■ **WORK TO COMPLETE**
Wherever the string "color" appears in the listing, copy that line.

Dataset entries on figures
"""
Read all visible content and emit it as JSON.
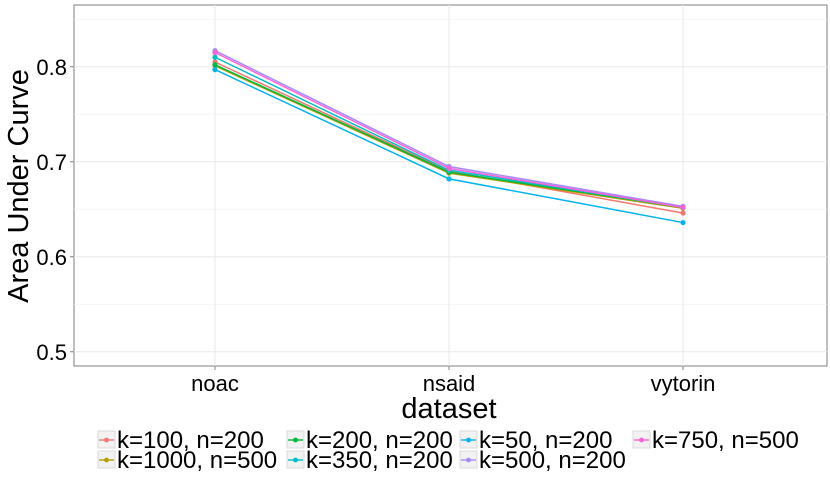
{
  "chart_data": {
    "type": "line",
    "xlabel": "dataset",
    "ylabel": "Area Under Curve",
    "categories": [
      "noac",
      "nsaid",
      "vytorin"
    ],
    "ylim": [
      0.485,
      0.865
    ],
    "yticks": [
      0.5,
      0.6,
      0.7,
      0.8
    ],
    "ytick_labels": [
      "0.5",
      "0.6",
      "0.7",
      "0.8"
    ],
    "grid": true,
    "legend_position": "bottom",
    "series": [
      {
        "name": "k=100, n=200",
        "color": "#F8766D",
        "values": [
          0.805,
          0.69,
          0.646
        ]
      },
      {
        "name": "k=1000, n=500",
        "color": "#B79F00",
        "values": [
          0.801,
          0.688,
          0.651
        ]
      },
      {
        "name": "k=200, n=200",
        "color": "#00BA38",
        "values": [
          0.802,
          0.689,
          0.652
        ]
      },
      {
        "name": "k=350, n=200",
        "color": "#00BFC4",
        "values": [
          0.81,
          0.691,
          0.652
        ]
      },
      {
        "name": "k=50, n=200",
        "color": "#00B4EF",
        "values": [
          0.797,
          0.682,
          0.636
        ]
      },
      {
        "name": "k=500, n=200",
        "color": "#A58AFF",
        "values": [
          0.817,
          0.695,
          0.653
        ]
      },
      {
        "name": "k=750, n=500",
        "color": "#FB61D7",
        "values": [
          0.815,
          0.693,
          0.652
        ]
      }
    ]
  }
}
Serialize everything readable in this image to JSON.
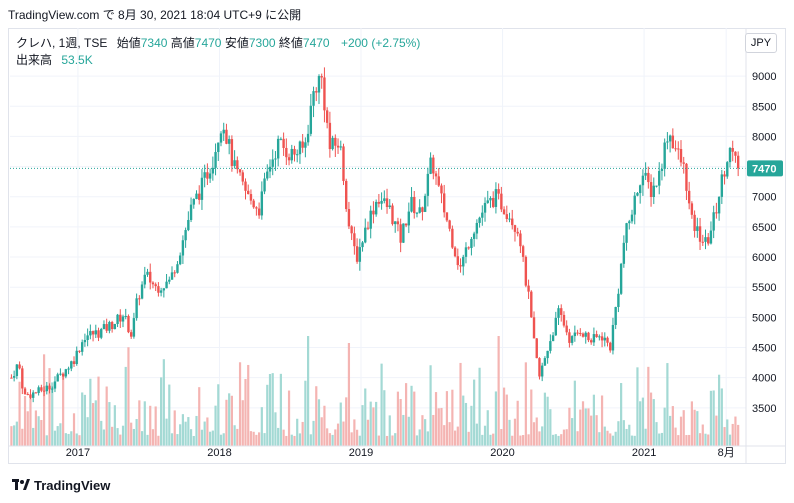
"""
■ **FULL OUTPUT**
        "color": "#F8766D",
        "color": "#B79F00",
        "color": "#00BA38",
        "color": "#00BFC4",
        "color": "#00B4EF",
        "color": "#A58AFF",
        "color": "#FB61D7",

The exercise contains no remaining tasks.